WRITTEN TASK → Transcribe the data that follows precisely, omitting nothing.

RECORDS SHOWN →
◇ ◇ ◇ ◇ ◇ ◇ ◇

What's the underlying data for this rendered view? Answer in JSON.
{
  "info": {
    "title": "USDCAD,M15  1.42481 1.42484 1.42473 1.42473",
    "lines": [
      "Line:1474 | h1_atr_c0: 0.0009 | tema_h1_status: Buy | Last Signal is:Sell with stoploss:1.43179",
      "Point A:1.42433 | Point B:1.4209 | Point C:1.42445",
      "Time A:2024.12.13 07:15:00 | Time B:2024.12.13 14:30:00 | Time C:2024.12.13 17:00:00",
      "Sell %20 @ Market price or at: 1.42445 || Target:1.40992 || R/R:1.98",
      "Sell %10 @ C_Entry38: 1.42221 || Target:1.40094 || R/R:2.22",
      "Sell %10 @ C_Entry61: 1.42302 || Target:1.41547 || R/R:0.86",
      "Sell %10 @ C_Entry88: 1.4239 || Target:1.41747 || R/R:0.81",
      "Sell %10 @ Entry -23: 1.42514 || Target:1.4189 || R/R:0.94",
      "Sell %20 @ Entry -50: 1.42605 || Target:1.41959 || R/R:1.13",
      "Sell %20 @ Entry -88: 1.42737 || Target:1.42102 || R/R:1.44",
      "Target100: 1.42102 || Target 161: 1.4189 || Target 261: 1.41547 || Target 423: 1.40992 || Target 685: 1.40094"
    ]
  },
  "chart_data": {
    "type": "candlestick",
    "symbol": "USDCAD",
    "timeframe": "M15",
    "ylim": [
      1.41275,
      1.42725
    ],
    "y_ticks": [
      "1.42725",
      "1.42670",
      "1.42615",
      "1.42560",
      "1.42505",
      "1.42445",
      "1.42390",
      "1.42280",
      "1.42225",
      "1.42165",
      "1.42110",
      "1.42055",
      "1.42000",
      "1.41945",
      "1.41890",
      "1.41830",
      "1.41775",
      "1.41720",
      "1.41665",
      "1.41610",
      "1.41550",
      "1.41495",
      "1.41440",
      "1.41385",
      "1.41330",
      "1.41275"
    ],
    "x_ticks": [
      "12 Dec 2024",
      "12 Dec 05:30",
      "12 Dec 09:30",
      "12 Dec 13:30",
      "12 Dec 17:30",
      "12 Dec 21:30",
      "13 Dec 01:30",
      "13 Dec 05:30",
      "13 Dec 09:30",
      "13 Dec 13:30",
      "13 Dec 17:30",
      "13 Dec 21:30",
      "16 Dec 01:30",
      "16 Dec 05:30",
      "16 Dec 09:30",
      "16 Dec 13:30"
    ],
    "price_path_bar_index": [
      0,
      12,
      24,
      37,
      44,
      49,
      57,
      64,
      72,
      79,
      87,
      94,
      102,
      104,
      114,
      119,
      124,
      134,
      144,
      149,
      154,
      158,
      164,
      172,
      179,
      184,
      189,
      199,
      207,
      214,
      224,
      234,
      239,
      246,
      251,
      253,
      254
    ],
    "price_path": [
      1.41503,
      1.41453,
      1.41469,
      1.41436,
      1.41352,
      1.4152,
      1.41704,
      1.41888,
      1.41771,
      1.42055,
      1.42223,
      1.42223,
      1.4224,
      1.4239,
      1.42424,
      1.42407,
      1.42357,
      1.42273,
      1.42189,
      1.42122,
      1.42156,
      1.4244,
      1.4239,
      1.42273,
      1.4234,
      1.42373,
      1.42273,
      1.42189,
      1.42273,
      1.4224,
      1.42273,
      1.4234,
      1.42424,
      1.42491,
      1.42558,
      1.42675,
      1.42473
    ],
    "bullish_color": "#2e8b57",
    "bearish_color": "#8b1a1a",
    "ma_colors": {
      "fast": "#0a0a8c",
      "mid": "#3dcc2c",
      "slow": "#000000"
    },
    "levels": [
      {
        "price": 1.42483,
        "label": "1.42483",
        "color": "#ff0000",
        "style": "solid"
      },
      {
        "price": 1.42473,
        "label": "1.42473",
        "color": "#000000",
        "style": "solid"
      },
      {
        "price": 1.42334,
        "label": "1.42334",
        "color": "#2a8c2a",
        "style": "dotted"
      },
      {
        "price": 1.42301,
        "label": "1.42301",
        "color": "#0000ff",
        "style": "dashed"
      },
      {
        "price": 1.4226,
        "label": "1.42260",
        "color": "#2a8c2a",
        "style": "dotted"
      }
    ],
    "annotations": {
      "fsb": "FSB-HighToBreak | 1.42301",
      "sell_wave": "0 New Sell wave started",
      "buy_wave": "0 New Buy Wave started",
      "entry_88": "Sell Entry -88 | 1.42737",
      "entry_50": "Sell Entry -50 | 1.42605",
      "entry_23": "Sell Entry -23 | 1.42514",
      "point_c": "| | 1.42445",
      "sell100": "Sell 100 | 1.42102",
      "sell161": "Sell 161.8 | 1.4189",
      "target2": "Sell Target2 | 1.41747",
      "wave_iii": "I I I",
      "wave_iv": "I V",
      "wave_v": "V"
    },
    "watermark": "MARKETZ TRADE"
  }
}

◇ ◇ ◇ ◇ ◇ ◇ ◇

ANSWER TO THIS PROBLEM →
What's the underlying data for this rendered view? Answer in JSON.
{
  "info": {
    "title": "USDCAD,M15  1.42481 1.42484 1.42473 1.42473",
    "lines": [
      "Line:1474 | h1_atr_c0: 0.0009 | tema_h1_status: Buy | Last Signal is:Sell with stoploss:1.43179",
      "Point A:1.42433 | Point B:1.4209 | Point C:1.42445",
      "Time A:2024.12.13 07:15:00 | Time B:2024.12.13 14:30:00 | Time C:2024.12.13 17:00:00",
      "Sell %20 @ Market price or at: 1.42445 || Target:1.40992 || R/R:1.98",
      "Sell %10 @ C_Entry38: 1.42221 || Target:1.40094 || R/R:2.22",
      "Sell %10 @ C_Entry61: 1.42302 || Target:1.41547 || R/R:0.86",
      "Sell %10 @ C_Entry88: 1.4239 || Target:1.41747 || R/R:0.81",
      "Sell %10 @ Entry -23: 1.42514 || Target:1.4189 || R/R:0.94",
      "Sell %20 @ Entry -50: 1.42605 || Target:1.41959 || R/R:1.13",
      "Sell %20 @ Entry -88: 1.42737 || Target:1.42102 || R/R:1.44",
      "Target100: 1.42102 || Target 161: 1.4189 || Target 261: 1.41547 || Target 423: 1.40992 || Target 685: 1.40094"
    ]
  },
  "chart_data": {
    "type": "candlestick",
    "symbol": "USDCAD",
    "timeframe": "M15",
    "ylim": [
      1.41275,
      1.42725
    ],
    "y_ticks": [
      "1.42725",
      "1.42670",
      "1.42615",
      "1.42560",
      "1.42505",
      "1.42445",
      "1.42390",
      "1.42280",
      "1.42225",
      "1.42165",
      "1.42110",
      "1.42055",
      "1.42000",
      "1.41945",
      "1.41890",
      "1.41830",
      "1.41775",
      "1.41720",
      "1.41665",
      "1.41610",
      "1.41550",
      "1.41495",
      "1.41440",
      "1.41385",
      "1.41330",
      "1.41275"
    ],
    "x_ticks": [
      "12 Dec 2024",
      "12 Dec 05:30",
      "12 Dec 09:30",
      "12 Dec 13:30",
      "12 Dec 17:30",
      "12 Dec 21:30",
      "13 Dec 01:30",
      "13 Dec 05:30",
      "13 Dec 09:30",
      "13 Dec 13:30",
      "13 Dec 17:30",
      "13 Dec 21:30",
      "16 Dec 01:30",
      "16 Dec 05:30",
      "16 Dec 09:30",
      "16 Dec 13:30"
    ],
    "price_path_bar_index": [
      0,
      12,
      24,
      37,
      44,
      49,
      57,
      64,
      72,
      79,
      87,
      94,
      102,
      104,
      114,
      119,
      124,
      134,
      144,
      149,
      154,
      158,
      164,
      172,
      179,
      184,
      189,
      199,
      207,
      214,
      224,
      234,
      239,
      246,
      251,
      253,
      254
    ],
    "price_path": [
      1.41503,
      1.41453,
      1.41469,
      1.41436,
      1.41352,
      1.4152,
      1.41704,
      1.41888,
      1.41771,
      1.42055,
      1.42223,
      1.42223,
      1.4224,
      1.4239,
      1.42424,
      1.42407,
      1.42357,
      1.42273,
      1.42189,
      1.42122,
      1.42156,
      1.4244,
      1.4239,
      1.42273,
      1.4234,
      1.42373,
      1.42273,
      1.42189,
      1.42273,
      1.4224,
      1.42273,
      1.4234,
      1.42424,
      1.42491,
      1.42558,
      1.42675,
      1.42473
    ],
    "bullish_color": "#2e8b57",
    "bearish_color": "#8b1a1a",
    "ma_colors": {
      "fast": "#0a0a8c",
      "mid": "#3dcc2c",
      "slow": "#000000"
    },
    "levels": [
      {
        "price": 1.42483,
        "label": "1.42483",
        "color": "#ff0000",
        "style": "solid"
      },
      {
        "price": 1.42473,
        "label": "1.42473",
        "color": "#000000",
        "style": "solid"
      },
      {
        "price": 1.42334,
        "label": "1.42334",
        "color": "#2a8c2a",
        "style": "dotted"
      },
      {
        "price": 1.42301,
        "label": "1.42301",
        "color": "#0000ff",
        "style": "dashed"
      },
      {
        "price": 1.4226,
        "label": "1.42260",
        "color": "#2a8c2a",
        "style": "dotted"
      }
    ],
    "annotations": {
      "fsb": "FSB-HighToBreak | 1.42301",
      "sell_wave": "0 New Sell wave started",
      "buy_wave": "0 New Buy Wave started",
      "entry_88": "Sell Entry -88 | 1.42737",
      "entry_50": "Sell Entry -50 | 1.42605",
      "entry_23": "Sell Entry -23 | 1.42514",
      "point_c": "| | 1.42445",
      "sell100": "Sell 100 | 1.42102",
      "sell161": "Sell 161.8 | 1.4189",
      "target2": "Sell Target2 | 1.41747",
      "wave_iii": "I I I",
      "wave_iv": "I V",
      "wave_v": "V"
    },
    "watermark": "MARKETZ TRADE"
  }
}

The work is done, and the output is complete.